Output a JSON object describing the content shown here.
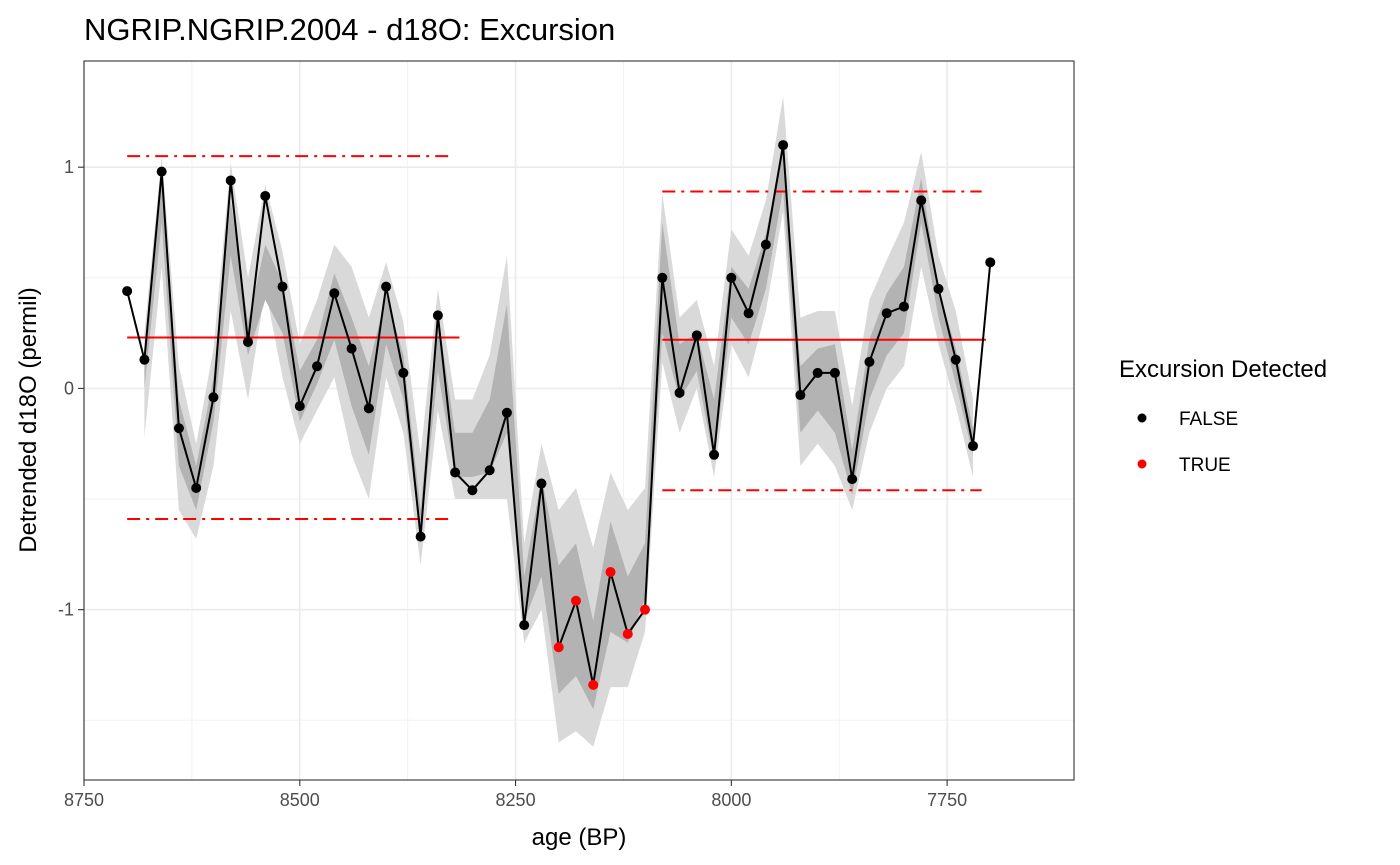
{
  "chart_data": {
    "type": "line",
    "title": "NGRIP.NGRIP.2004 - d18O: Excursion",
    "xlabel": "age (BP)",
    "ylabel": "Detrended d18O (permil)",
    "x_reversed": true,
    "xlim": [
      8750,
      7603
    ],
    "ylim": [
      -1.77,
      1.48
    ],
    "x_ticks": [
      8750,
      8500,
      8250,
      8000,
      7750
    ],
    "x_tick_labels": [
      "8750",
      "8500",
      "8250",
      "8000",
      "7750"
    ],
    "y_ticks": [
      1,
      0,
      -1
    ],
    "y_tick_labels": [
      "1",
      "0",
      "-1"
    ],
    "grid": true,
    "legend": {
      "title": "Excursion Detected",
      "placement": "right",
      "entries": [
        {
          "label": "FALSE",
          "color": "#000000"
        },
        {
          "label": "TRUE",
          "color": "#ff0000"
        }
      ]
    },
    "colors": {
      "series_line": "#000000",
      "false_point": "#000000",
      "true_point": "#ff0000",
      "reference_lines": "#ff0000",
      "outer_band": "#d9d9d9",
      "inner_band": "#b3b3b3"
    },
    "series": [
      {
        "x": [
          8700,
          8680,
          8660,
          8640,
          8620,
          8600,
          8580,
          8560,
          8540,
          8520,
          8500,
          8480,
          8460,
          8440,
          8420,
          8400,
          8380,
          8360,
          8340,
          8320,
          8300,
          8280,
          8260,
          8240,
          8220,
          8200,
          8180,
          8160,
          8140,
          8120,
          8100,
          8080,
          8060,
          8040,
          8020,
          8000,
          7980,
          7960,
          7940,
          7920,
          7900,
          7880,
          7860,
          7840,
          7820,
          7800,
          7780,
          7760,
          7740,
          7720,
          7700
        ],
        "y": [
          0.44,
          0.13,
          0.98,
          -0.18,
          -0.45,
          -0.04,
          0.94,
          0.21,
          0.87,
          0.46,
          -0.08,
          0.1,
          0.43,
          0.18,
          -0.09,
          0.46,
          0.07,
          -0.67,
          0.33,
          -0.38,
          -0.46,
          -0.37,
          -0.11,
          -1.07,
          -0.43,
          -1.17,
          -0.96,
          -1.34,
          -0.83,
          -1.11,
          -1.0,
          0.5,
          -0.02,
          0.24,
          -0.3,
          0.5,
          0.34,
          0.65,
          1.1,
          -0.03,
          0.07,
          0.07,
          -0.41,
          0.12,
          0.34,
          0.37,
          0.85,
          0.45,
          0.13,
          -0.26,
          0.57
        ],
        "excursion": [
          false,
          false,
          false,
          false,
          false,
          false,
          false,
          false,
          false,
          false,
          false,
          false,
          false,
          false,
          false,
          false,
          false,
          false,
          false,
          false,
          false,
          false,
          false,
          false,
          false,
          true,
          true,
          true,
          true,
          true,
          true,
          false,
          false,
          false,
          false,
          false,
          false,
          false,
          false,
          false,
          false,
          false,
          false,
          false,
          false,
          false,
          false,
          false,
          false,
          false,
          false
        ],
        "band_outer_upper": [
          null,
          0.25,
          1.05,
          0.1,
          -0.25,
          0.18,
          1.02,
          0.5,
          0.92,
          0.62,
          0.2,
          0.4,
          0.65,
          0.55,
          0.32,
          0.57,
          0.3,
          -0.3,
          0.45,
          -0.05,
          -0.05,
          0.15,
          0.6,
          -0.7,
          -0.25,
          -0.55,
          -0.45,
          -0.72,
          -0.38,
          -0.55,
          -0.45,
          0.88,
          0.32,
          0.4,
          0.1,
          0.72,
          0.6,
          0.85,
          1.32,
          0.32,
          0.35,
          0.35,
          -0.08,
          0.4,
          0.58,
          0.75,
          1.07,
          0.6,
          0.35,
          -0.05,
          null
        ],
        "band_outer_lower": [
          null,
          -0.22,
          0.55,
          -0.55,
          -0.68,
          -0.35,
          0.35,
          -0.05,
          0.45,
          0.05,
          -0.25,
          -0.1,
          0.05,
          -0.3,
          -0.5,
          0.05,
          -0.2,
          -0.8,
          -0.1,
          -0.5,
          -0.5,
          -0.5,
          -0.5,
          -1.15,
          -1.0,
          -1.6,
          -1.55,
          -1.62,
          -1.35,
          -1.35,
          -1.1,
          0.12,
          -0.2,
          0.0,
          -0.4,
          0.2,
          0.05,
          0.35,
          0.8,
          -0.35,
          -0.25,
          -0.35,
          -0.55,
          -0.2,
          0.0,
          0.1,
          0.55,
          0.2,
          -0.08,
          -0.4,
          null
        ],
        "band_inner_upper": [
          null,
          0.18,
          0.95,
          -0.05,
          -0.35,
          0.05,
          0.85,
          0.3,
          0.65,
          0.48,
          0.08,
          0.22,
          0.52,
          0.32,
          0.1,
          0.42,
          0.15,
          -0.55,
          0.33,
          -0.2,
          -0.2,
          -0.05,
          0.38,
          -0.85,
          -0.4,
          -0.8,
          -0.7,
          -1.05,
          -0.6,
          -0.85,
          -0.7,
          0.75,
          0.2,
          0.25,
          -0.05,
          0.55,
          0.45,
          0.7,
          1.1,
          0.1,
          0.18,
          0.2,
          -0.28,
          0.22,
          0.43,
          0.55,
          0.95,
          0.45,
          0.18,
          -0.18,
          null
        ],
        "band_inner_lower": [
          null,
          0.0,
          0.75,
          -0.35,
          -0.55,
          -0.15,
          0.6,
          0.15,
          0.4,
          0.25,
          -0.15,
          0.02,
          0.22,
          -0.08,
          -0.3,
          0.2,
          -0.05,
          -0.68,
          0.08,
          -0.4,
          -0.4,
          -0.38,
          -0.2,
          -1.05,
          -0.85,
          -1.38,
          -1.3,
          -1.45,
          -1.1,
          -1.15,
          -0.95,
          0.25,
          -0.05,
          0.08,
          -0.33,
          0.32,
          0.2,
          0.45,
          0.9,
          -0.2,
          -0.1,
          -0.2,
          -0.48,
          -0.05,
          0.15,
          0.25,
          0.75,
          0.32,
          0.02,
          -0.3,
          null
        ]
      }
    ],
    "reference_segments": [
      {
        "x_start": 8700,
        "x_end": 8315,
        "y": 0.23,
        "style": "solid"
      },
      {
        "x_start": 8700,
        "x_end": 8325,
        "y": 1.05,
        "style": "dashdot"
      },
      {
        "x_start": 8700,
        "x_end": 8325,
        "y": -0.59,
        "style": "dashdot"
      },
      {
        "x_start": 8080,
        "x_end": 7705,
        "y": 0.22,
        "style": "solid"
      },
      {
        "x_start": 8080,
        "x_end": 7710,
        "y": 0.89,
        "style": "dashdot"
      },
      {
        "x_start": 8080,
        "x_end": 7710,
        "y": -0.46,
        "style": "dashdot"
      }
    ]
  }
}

*What is asked:*
In your copy, repeat each record exactly and include no pictures.

*Solution for this problem:*
Output a JSON object describing the content shown here.
{
  "chart_data": {
    "type": "line",
    "title": "NGRIP.NGRIP.2004 - d18O: Excursion",
    "xlabel": "age (BP)",
    "ylabel": "Detrended d18O (permil)",
    "x_reversed": true,
    "xlim": [
      8750,
      7603
    ],
    "ylim": [
      -1.77,
      1.48
    ],
    "x_ticks": [
      8750,
      8500,
      8250,
      8000,
      7750
    ],
    "x_tick_labels": [
      "8750",
      "8500",
      "8250",
      "8000",
      "7750"
    ],
    "y_ticks": [
      1,
      0,
      -1
    ],
    "y_tick_labels": [
      "1",
      "0",
      "-1"
    ],
    "grid": true,
    "legend": {
      "title": "Excursion Detected",
      "placement": "right",
      "entries": [
        {
          "label": "FALSE",
          "color": "#000000"
        },
        {
          "label": "TRUE",
          "color": "#ff0000"
        }
      ]
    },
    "colors": {
      "series_line": "#000000",
      "false_point": "#000000",
      "true_point": "#ff0000",
      "reference_lines": "#ff0000",
      "outer_band": "#d9d9d9",
      "inner_band": "#b3b3b3"
    },
    "series": [
      {
        "x": [
          8700,
          8680,
          8660,
          8640,
          8620,
          8600,
          8580,
          8560,
          8540,
          8520,
          8500,
          8480,
          8460,
          8440,
          8420,
          8400,
          8380,
          8360,
          8340,
          8320,
          8300,
          8280,
          8260,
          8240,
          8220,
          8200,
          8180,
          8160,
          8140,
          8120,
          8100,
          8080,
          8060,
          8040,
          8020,
          8000,
          7980,
          7960,
          7940,
          7920,
          7900,
          7880,
          7860,
          7840,
          7820,
          7800,
          7780,
          7760,
          7740,
          7720,
          7700
        ],
        "y": [
          0.44,
          0.13,
          0.98,
          -0.18,
          -0.45,
          -0.04,
          0.94,
          0.21,
          0.87,
          0.46,
          -0.08,
          0.1,
          0.43,
          0.18,
          -0.09,
          0.46,
          0.07,
          -0.67,
          0.33,
          -0.38,
          -0.46,
          -0.37,
          -0.11,
          -1.07,
          -0.43,
          -1.17,
          -0.96,
          -1.34,
          -0.83,
          -1.11,
          -1.0,
          0.5,
          -0.02,
          0.24,
          -0.3,
          0.5,
          0.34,
          0.65,
          1.1,
          -0.03,
          0.07,
          0.07,
          -0.41,
          0.12,
          0.34,
          0.37,
          0.85,
          0.45,
          0.13,
          -0.26,
          0.57
        ],
        "excursion": [
          false,
          false,
          false,
          false,
          false,
          false,
          false,
          false,
          false,
          false,
          false,
          false,
          false,
          false,
          false,
          false,
          false,
          false,
          false,
          false,
          false,
          false,
          false,
          false,
          false,
          true,
          true,
          true,
          true,
          true,
          true,
          false,
          false,
          false,
          false,
          false,
          false,
          false,
          false,
          false,
          false,
          false,
          false,
          false,
          false,
          false,
          false,
          false,
          false,
          false,
          false
        ],
        "band_outer_upper": [
          null,
          0.25,
          1.05,
          0.1,
          -0.25,
          0.18,
          1.02,
          0.5,
          0.92,
          0.62,
          0.2,
          0.4,
          0.65,
          0.55,
          0.32,
          0.57,
          0.3,
          -0.3,
          0.45,
          -0.05,
          -0.05,
          0.15,
          0.6,
          -0.7,
          -0.25,
          -0.55,
          -0.45,
          -0.72,
          -0.38,
          -0.55,
          -0.45,
          0.88,
          0.32,
          0.4,
          0.1,
          0.72,
          0.6,
          0.85,
          1.32,
          0.32,
          0.35,
          0.35,
          -0.08,
          0.4,
          0.58,
          0.75,
          1.07,
          0.6,
          0.35,
          -0.05,
          null
        ],
        "band_outer_lower": [
          null,
          -0.22,
          0.55,
          -0.55,
          -0.68,
          -0.35,
          0.35,
          -0.05,
          0.45,
          0.05,
          -0.25,
          -0.1,
          0.05,
          -0.3,
          -0.5,
          0.05,
          -0.2,
          -0.8,
          -0.1,
          -0.5,
          -0.5,
          -0.5,
          -0.5,
          -1.15,
          -1.0,
          -1.6,
          -1.55,
          -1.62,
          -1.35,
          -1.35,
          -1.1,
          0.12,
          -0.2,
          0.0,
          -0.4,
          0.2,
          0.05,
          0.35,
          0.8,
          -0.35,
          -0.25,
          -0.35,
          -0.55,
          -0.2,
          0.0,
          0.1,
          0.55,
          0.2,
          -0.08,
          -0.4,
          null
        ],
        "band_inner_upper": [
          null,
          0.18,
          0.95,
          -0.05,
          -0.35,
          0.05,
          0.85,
          0.3,
          0.65,
          0.48,
          0.08,
          0.22,
          0.52,
          0.32,
          0.1,
          0.42,
          0.15,
          -0.55,
          0.33,
          -0.2,
          -0.2,
          -0.05,
          0.38,
          -0.85,
          -0.4,
          -0.8,
          -0.7,
          -1.05,
          -0.6,
          -0.85,
          -0.7,
          0.75,
          0.2,
          0.25,
          -0.05,
          0.55,
          0.45,
          0.7,
          1.1,
          0.1,
          0.18,
          0.2,
          -0.28,
          0.22,
          0.43,
          0.55,
          0.95,
          0.45,
          0.18,
          -0.18,
          null
        ],
        "band_inner_lower": [
          null,
          0.0,
          0.75,
          -0.35,
          -0.55,
          -0.15,
          0.6,
          0.15,
          0.4,
          0.25,
          -0.15,
          0.02,
          0.22,
          -0.08,
          -0.3,
          0.2,
          -0.05,
          -0.68,
          0.08,
          -0.4,
          -0.4,
          -0.38,
          -0.2,
          -1.05,
          -0.85,
          -1.38,
          -1.3,
          -1.45,
          -1.1,
          -1.15,
          -0.95,
          0.25,
          -0.05,
          0.08,
          -0.33,
          0.32,
          0.2,
          0.45,
          0.9,
          -0.2,
          -0.1,
          -0.2,
          -0.48,
          -0.05,
          0.15,
          0.25,
          0.75,
          0.32,
          0.02,
          -0.3,
          null
        ]
      }
    ],
    "reference_segments": [
      {
        "x_start": 8700,
        "x_end": 8315,
        "y": 0.23,
        "style": "solid"
      },
      {
        "x_start": 8700,
        "x_end": 8325,
        "y": 1.05,
        "style": "dashdot"
      },
      {
        "x_start": 8700,
        "x_end": 8325,
        "y": -0.59,
        "style": "dashdot"
      },
      {
        "x_start": 8080,
        "x_end": 7705,
        "y": 0.22,
        "style": "solid"
      },
      {
        "x_start": 8080,
        "x_end": 7710,
        "y": 0.89,
        "style": "dashdot"
      },
      {
        "x_start": 8080,
        "x_end": 7710,
        "y": -0.46,
        "style": "dashdot"
      }
    ]
  }
}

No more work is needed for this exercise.